>> Start Records for the task

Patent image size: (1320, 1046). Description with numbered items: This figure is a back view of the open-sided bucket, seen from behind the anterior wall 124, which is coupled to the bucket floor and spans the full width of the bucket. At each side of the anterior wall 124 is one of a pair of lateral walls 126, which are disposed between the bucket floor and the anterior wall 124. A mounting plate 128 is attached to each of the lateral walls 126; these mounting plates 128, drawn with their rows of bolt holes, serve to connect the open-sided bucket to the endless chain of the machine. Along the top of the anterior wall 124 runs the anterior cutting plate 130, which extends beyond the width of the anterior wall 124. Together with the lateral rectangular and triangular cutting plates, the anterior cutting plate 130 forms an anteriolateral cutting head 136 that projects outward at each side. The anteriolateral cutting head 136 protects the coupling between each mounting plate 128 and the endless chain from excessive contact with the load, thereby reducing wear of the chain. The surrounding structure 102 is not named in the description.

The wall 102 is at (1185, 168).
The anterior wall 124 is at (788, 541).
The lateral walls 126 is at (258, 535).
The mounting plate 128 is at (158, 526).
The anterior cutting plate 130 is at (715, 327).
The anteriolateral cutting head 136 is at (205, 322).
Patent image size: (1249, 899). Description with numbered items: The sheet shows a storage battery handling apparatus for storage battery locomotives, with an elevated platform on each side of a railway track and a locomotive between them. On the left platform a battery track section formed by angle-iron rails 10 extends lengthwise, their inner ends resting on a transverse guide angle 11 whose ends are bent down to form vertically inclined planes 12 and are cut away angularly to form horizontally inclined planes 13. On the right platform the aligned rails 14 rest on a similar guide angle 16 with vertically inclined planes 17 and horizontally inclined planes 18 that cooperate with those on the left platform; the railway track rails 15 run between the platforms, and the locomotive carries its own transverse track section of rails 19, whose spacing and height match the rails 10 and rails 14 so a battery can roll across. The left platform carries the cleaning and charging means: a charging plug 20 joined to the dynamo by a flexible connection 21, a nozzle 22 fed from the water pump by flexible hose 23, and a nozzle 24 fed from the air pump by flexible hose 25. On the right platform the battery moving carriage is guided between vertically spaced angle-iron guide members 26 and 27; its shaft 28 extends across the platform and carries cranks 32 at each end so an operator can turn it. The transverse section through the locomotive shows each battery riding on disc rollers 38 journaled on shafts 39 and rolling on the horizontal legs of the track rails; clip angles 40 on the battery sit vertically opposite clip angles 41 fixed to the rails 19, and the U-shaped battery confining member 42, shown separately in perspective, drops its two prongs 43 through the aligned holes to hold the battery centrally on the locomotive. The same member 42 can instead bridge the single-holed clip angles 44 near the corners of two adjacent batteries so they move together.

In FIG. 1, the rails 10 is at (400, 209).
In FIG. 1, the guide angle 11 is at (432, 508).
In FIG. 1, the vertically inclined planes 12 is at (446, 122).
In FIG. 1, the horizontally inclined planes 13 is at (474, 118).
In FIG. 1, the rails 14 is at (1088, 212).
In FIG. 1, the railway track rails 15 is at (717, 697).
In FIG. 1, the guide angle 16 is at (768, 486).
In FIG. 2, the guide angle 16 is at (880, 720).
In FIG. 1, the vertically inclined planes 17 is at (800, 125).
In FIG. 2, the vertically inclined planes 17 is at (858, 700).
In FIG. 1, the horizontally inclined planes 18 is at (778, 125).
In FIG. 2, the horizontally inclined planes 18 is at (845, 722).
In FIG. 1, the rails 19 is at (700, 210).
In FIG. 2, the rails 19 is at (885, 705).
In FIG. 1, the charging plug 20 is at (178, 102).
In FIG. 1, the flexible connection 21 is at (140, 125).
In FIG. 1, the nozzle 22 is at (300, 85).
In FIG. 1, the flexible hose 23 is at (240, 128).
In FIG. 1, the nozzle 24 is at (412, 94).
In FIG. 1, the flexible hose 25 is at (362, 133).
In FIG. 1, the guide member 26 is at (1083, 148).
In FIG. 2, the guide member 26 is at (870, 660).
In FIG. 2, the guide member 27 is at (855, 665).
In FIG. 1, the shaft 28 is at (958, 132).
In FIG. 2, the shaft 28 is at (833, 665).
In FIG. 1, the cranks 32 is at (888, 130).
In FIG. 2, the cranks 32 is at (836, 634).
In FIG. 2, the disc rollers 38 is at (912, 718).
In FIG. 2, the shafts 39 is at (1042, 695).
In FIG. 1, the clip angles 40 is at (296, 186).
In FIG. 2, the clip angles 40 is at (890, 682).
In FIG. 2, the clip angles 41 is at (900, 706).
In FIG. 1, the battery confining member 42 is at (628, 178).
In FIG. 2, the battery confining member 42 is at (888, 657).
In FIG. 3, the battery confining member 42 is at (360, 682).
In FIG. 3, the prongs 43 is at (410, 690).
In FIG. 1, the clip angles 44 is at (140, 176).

>> End Records for the task

*What you will do:*
Put every line of the material above into a JSON list of strings, one string per line, and leave out the blank lines.

*Exercise response:*
[
  "Patent image size: (1320, 1046). Description with numbered items: This figure is a back view of the open-sided bucket, seen from behind the anterior wall 124, which is coupled to the bucket floor and spans the full width of the bucket. At each side of the anterior wall 124 is one of a pair of lateral walls 126, which are disposed between the bucket floor and the anterior wall 124. A mounting plate 128 is attached to each of the lateral walls 126; these mounting plates 128, drawn with their rows of bolt holes, serve to connect the open-sided bucket to the endless chain of the machine. Along the top of the anterior wall 124 runs the anterior cutting plate 130, which extends beyond the width of the anterior wall 124. Together with the lateral rectangular and triangular cutting plates, the anterior cutting plate 130 forms an anteriolateral cutting head 136 that projects outward at each side. The anteriolateral cutting head 136 protects the coupling between each mounting plate 128 and the endless chain from excessive contact with the load, thereby reducing wear of the chain. The surrounding structure 102 is not named in the description.",
  "The wall 102 is at (1185, 168).",
  "The anterior wall 124 is at (788, 541).",
  "The lateral walls 126 is at (258, 535).",
  "The mounting plate 128 is at (158, 526).",
  "The anterior cutting plate 130 is at (715, 327).",
  "The anteriolateral cutting head 136 is at (205, 322).",
  "Patent image size: (1249, 899). Description with numbered items: The sheet shows a storage battery handling apparatus for storage battery locomotives, with an elevated platform on each side of a railway track and a locomotive between them. On the left platform a battery track section formed by angle-iron rails 10 extends lengthwise, their inner ends resting on a transverse guide angle 11 whose ends are bent down to form vertically inclined planes 12 and are cut away angularly to form horizontally inclined planes 13. On the right platform the aligned rails 14 rest on a similar guide angle 16 with vertically inclined planes 17 and horizontally inclined planes 18 that cooperate with those on the left platform; the railway track rails 15 run between the platforms, and the locomotive carries its own transverse track section of rails 19, whose spacing and height match the rails 10 and rails 14 so a battery can roll across. The left platform carries the cleaning and charging means: a charging plug 20 joined to the dynamo by a flexible connection 21, a nozzle 22 fed from the water pump by flexible hose 23, and a nozzle 24 fed from the air pump by flexible hose 25. On the right platform the battery moving carriage is guided between vertically spaced angle-iron guide members 26 and 27; its shaft 28 extends across the platform and carries cranks 32 at each end so an operator can turn it. The transverse section through the locomotive shows each battery riding on disc rollers 38 journaled on shafts 39 and rolling on the horizontal legs of the track rails; clip angles 40 on the battery sit vertically opposite clip angles 41 fixed to the rails 19, and the U-shaped battery confining member 42, shown separately in perspective, drops its two prongs 43 through the aligned holes to hold the battery centrally on the locomotive. The same member 42 can instead bridge the single-holed clip angles 44 near the corners of two adjacent batteries so they move together.",
  "In FIG. 1, the rails 10 is at (400, 209).",
  "In FIG. 1, the guide angle 11 is at (432, 508).",
  "In FIG. 1, the vertically inclined planes 12 is at (446, 122).",
  "In FIG. 1, the horizontally inclined planes 13 is at (474, 118).",
  "In FIG. 1, the rails 14 is at (1088, 212).",
  "In FIG. 1, the railway track rails 15 is at (717, 697).",
  "In FIG. 1, the guide angle 16 is at (768, 486).",
  "In FIG. 2, the guide angle 16 is at (880, 720).",
  "In FIG. 1, the vertically inclined planes 17 is at (800, 125).",
  "In FIG. 2, the vertically inclined planes 17 is at (858, 700).",
  "In FIG. 1, the horizontally inclined planes 18 is at (778, 125).",
  "In FIG. 2, the horizontally inclined planes 18 is at (845, 722).",
  "In FIG. 1, the rails 19 is at (700, 210).",
  "In FIG. 2, the rails 19 is at (885, 705).",
  "In FIG. 1, the charging plug 20 is at (178, 102).",
  "In FIG. 1, the flexible connection 21 is at (140, 125).",
  "In FIG. 1, the nozzle 22 is at (300, 85).",
  "In FIG. 1, the flexible hose 23 is at (240, 128).",
  "In FIG. 1, the nozzle 24 is at (412, 94).",
  "In FIG. 1, the flexible hose 25 is at (362, 133).",
  "In FIG. 1, the guide member 26 is at (1083, 148).",
  "In FIG. 2, the guide member 26 is at (870, 660).",
  "In FIG. 2, the guide member 27 is at (855, 665).",
  "In FIG. 1, the shaft 28 is at (958, 132).",
  "In FIG. 2, the shaft 28 is at (833, 665).",
  "In FIG. 1, the cranks 32 is at (888, 130).",
  "In FIG. 2, the cranks 32 is at (836, 634).",
  "In FIG. 2, the disc rollers 38 is at (912, 718).",
  "In FIG. 2, the shafts 39 is at (1042, 695).",
  "In FIG. 1, the clip angles 40 is at (296, 186).",
  "In FIG. 2, the clip angles 40 is at (890, 682).",
  "In FIG. 2, the clip angles 41 is at (900, 706).",
  "In FIG. 1, the battery confining member 42 is at (628, 178).",
  "In FIG. 2, the battery confining member 42 is at (888, 657).",
  "In FIG. 3, the battery confining member 42 is at (360, 682).",
  "In FIG. 3, the prongs 43 is at (410, 690).",
  "In FIG. 1, the clip angles 44 is at (140, 176)."
]